Lines of data
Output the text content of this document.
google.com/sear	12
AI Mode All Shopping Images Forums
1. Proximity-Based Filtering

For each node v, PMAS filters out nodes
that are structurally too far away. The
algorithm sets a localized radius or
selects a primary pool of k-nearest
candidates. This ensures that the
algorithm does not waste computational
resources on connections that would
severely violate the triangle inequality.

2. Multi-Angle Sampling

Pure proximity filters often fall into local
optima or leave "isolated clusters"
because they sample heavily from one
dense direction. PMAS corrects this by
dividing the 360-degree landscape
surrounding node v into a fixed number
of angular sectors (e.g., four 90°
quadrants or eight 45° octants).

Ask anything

--- THE REQUEST ---
The records above should all be quoted exactly, please.

--- THE ANSWER ---
Output the text content of this document.
google.com/sear	12
AI Mode All Shopping Images Forums
1. Proximity-Based Filtering

For each node v, PMAS filters out nodes
that are structurally too far away. The
algorithm sets a localized radius or
selects a primary pool of k-nearest
candidates. This ensures that the
algorithm does not waste computational
resources on connections that would
severely violate the triangle inequality.

2. Multi-Angle Sampling

Pure proximity filters often fall into local
optima or leave "isolated clusters"
because they sample heavily from one
dense direction. PMAS corrects this by
dividing the 360-degree landscape
surrounding node v into a fixed number
of angular sectors (e.g., four 90°
quadrants or eight 45° octants).

Ask anything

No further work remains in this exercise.